Work to complete
In the material below, identify each line bearing the word "difference". Reproduce those lines.

(Extracts from a graphics dataset)
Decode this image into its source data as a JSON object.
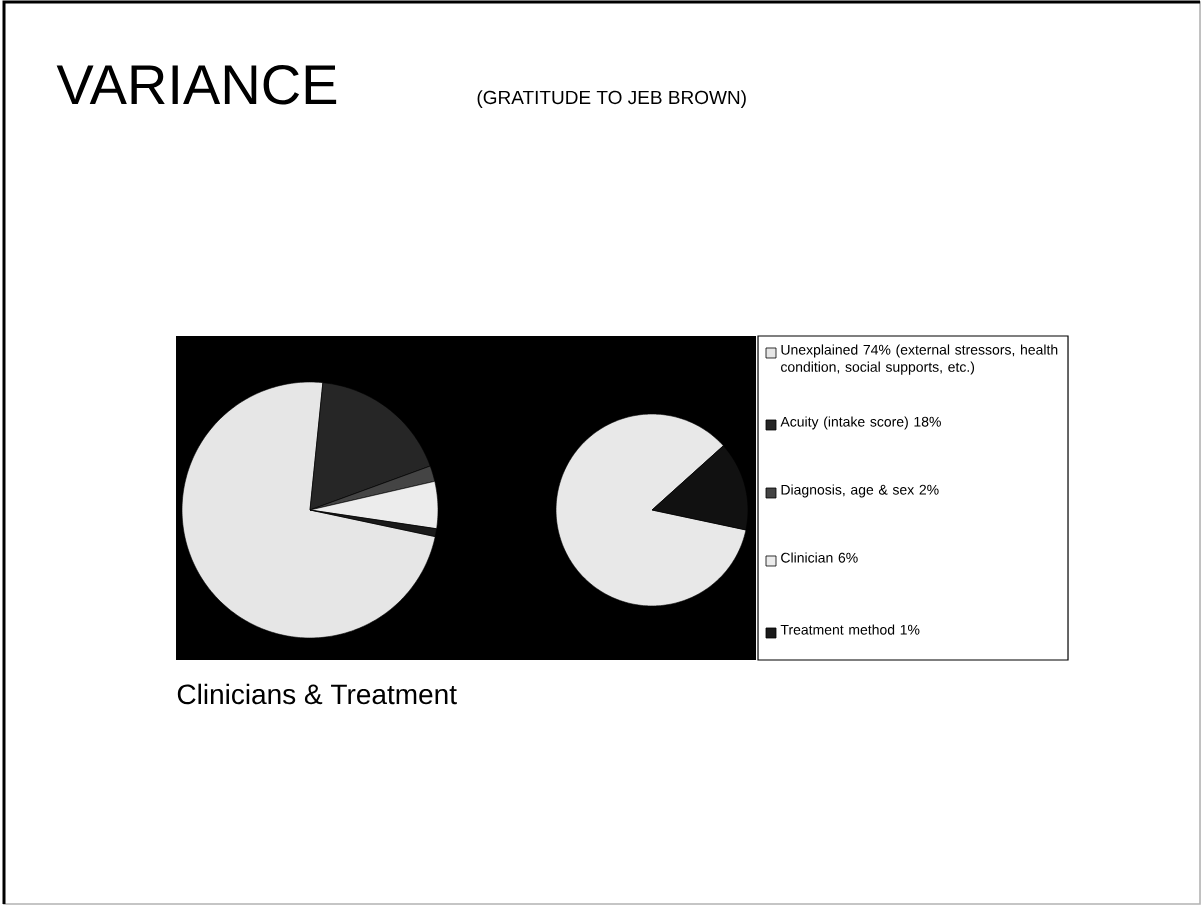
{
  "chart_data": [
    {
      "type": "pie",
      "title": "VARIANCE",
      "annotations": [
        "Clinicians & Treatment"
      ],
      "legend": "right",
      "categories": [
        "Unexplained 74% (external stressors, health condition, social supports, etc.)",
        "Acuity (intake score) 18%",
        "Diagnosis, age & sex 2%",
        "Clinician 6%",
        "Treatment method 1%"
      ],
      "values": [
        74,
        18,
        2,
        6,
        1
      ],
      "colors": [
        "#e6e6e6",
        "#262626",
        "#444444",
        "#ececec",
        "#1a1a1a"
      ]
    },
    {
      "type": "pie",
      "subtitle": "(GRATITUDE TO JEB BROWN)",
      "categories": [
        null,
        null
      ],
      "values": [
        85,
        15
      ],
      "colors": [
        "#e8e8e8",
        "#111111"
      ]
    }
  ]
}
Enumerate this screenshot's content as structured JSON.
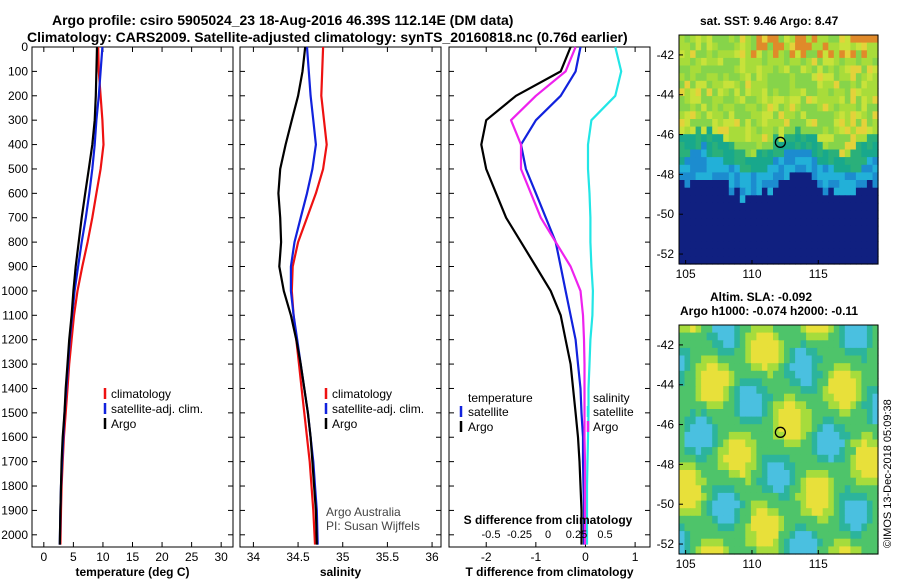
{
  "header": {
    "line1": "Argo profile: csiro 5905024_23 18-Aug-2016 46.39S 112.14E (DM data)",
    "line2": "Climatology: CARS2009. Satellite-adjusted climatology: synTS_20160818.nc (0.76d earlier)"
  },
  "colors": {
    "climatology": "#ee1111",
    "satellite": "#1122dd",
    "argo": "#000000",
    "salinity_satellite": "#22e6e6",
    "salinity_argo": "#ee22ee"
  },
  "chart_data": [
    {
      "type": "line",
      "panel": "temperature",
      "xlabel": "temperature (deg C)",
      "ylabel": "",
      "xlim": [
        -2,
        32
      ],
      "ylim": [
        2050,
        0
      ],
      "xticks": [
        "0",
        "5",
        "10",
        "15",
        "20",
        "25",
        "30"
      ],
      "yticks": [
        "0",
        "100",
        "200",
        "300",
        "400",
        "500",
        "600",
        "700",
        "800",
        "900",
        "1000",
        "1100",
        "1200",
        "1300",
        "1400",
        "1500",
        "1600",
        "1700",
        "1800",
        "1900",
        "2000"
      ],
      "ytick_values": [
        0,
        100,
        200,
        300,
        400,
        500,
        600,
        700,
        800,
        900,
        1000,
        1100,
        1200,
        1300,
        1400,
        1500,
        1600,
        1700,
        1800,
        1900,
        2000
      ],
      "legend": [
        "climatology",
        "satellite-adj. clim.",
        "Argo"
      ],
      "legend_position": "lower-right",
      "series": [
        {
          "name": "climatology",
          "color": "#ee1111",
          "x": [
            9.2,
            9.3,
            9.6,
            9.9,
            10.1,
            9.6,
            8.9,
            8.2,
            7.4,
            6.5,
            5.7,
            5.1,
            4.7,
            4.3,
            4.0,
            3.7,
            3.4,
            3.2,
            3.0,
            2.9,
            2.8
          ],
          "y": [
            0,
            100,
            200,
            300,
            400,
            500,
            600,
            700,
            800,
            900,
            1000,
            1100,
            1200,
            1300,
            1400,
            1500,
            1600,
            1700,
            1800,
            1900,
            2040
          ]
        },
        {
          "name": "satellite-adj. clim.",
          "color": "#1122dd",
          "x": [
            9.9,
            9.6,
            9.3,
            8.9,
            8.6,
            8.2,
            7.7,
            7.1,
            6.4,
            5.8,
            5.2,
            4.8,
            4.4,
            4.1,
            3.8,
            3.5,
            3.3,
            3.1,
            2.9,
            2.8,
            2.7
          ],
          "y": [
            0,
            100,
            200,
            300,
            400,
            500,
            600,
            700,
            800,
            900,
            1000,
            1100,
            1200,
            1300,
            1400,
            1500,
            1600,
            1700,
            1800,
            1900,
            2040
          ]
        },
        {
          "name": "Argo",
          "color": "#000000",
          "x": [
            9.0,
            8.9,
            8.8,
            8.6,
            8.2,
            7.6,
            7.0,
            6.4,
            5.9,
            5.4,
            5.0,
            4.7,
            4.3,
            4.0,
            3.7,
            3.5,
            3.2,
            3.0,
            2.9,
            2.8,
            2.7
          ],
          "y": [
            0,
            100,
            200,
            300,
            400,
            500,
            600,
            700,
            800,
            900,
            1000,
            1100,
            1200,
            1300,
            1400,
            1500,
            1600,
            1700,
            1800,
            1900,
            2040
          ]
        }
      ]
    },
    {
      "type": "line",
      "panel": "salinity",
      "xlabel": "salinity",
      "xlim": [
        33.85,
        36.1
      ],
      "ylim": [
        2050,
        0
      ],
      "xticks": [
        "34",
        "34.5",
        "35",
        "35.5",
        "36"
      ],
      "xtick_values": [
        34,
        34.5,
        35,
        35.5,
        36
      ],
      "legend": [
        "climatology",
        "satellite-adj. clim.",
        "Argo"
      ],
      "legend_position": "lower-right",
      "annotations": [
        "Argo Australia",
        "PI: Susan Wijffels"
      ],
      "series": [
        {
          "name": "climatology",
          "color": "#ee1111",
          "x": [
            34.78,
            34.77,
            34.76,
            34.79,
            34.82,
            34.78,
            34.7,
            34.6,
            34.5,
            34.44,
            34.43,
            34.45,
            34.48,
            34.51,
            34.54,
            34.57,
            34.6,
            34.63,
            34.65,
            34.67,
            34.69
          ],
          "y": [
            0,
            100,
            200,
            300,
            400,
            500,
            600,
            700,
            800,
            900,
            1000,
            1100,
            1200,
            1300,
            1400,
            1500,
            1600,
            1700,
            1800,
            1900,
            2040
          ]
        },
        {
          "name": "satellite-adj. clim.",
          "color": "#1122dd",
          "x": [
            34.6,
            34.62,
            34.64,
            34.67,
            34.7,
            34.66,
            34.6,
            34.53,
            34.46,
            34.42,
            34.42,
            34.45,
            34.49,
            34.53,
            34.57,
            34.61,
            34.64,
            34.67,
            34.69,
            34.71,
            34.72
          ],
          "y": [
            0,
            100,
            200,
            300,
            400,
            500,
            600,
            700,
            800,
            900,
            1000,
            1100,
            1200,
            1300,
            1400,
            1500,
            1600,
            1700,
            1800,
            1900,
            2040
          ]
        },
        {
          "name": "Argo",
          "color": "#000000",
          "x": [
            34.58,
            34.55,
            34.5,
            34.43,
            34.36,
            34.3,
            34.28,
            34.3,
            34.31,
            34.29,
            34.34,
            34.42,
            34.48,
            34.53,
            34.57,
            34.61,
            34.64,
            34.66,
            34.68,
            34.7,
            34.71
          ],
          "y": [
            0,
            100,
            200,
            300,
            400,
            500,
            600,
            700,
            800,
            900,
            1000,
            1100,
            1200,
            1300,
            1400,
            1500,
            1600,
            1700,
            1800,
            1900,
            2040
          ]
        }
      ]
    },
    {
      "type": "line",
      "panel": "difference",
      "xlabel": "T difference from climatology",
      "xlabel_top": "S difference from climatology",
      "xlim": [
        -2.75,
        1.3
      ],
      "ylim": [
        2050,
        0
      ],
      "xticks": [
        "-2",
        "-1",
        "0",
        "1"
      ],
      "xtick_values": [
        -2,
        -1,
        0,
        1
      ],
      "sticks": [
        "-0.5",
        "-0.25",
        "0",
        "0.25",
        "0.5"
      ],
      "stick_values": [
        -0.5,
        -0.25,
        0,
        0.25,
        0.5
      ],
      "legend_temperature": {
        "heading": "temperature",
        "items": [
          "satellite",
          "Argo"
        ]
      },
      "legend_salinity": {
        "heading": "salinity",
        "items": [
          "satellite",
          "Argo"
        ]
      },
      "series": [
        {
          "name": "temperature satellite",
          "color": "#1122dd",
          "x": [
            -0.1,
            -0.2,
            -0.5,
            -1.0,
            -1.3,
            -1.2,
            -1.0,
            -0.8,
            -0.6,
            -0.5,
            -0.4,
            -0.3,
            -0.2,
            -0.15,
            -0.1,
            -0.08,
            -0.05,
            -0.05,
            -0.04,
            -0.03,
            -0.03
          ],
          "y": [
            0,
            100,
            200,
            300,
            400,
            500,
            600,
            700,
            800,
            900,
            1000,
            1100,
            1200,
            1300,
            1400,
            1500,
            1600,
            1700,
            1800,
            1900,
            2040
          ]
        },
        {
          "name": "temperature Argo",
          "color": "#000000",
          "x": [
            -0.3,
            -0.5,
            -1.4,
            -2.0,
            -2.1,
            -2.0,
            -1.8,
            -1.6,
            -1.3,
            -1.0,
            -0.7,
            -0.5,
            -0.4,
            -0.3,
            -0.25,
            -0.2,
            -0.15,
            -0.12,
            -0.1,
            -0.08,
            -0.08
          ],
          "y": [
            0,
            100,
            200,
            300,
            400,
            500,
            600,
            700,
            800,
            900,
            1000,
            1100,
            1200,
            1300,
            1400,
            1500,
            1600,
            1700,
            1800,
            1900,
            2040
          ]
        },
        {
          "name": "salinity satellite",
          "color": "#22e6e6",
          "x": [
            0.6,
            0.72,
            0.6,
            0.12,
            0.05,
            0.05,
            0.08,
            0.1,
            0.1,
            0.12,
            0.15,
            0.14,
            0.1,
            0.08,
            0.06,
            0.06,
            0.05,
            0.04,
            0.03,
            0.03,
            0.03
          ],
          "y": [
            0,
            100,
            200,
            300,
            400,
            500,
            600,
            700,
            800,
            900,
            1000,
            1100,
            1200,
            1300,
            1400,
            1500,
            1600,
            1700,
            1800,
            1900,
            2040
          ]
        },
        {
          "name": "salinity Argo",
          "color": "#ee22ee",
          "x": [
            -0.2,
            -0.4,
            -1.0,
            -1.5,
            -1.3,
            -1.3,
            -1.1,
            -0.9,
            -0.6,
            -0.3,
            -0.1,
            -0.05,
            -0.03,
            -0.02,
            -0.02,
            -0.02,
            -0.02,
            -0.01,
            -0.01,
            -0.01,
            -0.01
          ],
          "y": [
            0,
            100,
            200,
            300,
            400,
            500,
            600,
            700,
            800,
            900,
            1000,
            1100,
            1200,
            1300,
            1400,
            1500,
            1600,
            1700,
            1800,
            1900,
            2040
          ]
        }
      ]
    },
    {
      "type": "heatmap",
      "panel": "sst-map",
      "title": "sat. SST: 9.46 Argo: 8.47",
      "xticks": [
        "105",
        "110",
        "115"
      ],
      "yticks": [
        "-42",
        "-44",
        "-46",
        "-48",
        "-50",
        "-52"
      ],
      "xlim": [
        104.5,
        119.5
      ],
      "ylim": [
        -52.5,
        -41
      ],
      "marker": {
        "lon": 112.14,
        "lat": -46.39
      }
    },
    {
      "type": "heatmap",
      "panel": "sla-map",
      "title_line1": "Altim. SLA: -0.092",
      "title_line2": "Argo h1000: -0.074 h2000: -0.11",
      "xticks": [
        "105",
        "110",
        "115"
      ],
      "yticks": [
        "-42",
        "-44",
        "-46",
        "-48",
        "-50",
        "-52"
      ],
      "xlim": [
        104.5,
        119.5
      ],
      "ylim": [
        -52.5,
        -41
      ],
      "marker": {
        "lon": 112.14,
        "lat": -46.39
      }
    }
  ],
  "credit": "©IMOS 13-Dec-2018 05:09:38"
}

Response
      "panel": "difference",
      "xlabel": "T difference from climatology",
      "xlabel_top": "S difference from climatology",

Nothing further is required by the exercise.